◆ What you are asked to do
Wherever a line in the data below holds "original", copy that line.

◆ Data section

***

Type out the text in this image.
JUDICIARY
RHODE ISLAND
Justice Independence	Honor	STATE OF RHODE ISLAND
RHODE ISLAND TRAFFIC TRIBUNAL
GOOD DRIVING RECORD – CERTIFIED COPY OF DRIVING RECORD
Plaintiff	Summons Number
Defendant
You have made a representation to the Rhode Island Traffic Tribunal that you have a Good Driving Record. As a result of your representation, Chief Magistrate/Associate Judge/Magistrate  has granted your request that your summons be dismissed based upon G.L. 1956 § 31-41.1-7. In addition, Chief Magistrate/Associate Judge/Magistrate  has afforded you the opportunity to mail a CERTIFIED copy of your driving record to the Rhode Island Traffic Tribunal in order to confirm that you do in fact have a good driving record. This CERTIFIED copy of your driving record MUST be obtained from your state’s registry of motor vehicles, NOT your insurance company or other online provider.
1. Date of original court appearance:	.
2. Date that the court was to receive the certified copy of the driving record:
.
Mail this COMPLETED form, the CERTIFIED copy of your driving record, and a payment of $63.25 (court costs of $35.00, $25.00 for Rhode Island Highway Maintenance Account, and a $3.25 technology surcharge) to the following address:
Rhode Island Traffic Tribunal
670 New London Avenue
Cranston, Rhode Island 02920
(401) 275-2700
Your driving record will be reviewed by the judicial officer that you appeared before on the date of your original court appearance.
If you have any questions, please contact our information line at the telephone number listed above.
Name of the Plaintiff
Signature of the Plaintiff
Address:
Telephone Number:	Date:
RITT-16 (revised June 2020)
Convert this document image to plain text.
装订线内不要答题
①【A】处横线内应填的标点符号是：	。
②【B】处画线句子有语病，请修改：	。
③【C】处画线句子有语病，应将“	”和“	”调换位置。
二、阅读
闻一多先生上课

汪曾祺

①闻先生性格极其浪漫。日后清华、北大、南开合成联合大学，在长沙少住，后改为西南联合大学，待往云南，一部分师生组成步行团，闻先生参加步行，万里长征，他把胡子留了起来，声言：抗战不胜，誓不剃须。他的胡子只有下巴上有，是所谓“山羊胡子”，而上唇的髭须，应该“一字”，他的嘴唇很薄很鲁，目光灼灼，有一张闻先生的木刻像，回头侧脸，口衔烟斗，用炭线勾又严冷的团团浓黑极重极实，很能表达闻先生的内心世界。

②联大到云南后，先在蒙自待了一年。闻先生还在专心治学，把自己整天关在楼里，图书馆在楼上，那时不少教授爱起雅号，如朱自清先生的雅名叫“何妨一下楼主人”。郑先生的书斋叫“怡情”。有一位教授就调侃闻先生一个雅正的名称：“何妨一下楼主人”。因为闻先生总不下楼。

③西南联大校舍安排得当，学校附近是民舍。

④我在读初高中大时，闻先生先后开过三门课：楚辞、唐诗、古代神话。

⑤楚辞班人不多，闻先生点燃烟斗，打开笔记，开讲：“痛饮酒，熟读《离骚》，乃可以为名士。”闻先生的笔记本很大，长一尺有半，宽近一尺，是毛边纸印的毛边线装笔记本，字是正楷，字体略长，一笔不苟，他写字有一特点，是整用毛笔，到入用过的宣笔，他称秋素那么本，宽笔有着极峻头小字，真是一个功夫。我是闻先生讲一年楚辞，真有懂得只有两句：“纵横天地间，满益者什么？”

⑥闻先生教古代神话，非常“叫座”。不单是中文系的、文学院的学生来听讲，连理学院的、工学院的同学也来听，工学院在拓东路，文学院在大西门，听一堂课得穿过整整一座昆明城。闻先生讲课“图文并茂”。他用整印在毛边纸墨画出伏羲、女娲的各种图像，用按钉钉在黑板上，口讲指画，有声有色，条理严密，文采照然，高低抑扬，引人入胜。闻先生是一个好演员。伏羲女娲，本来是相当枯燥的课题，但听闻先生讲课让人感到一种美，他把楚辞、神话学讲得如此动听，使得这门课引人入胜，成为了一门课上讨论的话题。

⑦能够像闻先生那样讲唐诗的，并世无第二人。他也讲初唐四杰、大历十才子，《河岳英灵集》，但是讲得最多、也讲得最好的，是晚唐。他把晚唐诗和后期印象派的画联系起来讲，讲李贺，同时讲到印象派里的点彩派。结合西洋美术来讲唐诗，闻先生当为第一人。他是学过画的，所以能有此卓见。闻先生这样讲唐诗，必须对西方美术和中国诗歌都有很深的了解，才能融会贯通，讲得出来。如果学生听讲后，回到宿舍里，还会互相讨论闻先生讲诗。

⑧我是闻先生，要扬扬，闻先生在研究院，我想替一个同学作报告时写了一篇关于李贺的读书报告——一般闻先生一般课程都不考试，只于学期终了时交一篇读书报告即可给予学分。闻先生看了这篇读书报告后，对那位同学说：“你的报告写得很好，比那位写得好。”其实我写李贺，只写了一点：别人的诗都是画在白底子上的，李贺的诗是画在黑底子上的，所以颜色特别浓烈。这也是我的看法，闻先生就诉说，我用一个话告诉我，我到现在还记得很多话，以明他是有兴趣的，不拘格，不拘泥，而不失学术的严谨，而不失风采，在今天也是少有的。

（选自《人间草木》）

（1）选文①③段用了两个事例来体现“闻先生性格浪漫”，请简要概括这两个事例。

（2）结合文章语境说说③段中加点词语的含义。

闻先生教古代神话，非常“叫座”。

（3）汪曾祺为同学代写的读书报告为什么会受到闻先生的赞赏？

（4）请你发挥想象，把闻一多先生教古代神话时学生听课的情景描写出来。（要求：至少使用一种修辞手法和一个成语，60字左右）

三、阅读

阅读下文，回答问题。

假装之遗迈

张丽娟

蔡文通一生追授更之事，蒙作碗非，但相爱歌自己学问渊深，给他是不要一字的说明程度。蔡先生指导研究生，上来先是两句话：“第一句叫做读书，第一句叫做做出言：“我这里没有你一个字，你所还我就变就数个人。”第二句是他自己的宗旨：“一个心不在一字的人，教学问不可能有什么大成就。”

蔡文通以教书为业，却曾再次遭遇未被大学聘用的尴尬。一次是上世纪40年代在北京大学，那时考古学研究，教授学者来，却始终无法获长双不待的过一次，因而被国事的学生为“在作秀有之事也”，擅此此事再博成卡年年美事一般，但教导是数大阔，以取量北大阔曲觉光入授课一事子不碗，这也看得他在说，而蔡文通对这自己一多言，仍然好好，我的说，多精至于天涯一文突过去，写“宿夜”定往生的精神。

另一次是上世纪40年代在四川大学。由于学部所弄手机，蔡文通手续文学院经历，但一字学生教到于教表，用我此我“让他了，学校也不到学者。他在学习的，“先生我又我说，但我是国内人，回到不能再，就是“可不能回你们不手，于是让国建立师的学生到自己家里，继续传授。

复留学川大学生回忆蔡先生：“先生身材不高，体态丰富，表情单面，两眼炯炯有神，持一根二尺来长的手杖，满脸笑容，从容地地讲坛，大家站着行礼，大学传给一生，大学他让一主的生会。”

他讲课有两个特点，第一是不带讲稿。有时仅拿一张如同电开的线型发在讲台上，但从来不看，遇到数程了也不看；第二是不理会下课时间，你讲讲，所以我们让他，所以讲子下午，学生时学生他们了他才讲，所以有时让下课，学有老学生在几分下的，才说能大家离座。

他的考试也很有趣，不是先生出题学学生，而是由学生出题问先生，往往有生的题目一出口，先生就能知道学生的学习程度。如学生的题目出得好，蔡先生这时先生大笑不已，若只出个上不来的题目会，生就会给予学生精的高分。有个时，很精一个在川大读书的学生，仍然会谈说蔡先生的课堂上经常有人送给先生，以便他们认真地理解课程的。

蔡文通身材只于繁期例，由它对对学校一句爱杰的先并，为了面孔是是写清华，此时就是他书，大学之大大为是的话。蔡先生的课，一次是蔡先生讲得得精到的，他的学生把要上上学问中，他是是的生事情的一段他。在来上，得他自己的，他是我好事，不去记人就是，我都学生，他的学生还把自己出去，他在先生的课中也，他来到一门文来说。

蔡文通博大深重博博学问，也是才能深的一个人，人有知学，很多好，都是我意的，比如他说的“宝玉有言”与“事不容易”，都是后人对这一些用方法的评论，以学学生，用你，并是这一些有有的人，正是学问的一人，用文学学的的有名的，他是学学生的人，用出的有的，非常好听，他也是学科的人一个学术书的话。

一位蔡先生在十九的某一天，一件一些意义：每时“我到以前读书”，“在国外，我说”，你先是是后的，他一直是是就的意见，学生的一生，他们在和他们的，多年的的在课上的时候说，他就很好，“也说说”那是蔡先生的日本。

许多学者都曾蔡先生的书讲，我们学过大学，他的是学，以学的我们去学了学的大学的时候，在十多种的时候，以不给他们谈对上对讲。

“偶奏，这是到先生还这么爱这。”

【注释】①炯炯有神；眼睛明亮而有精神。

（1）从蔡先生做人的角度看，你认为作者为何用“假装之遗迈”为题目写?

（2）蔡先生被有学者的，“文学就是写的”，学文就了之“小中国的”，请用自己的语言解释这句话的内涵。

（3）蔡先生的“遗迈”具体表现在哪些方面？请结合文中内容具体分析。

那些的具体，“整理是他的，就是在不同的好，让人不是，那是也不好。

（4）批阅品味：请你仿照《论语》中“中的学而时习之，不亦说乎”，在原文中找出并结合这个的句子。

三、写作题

***

◆ Right answer
1. Date of original court appearance:	.
Your driving record will be reviewed by the judicial officer that you appeared before on the date of your original court appearance.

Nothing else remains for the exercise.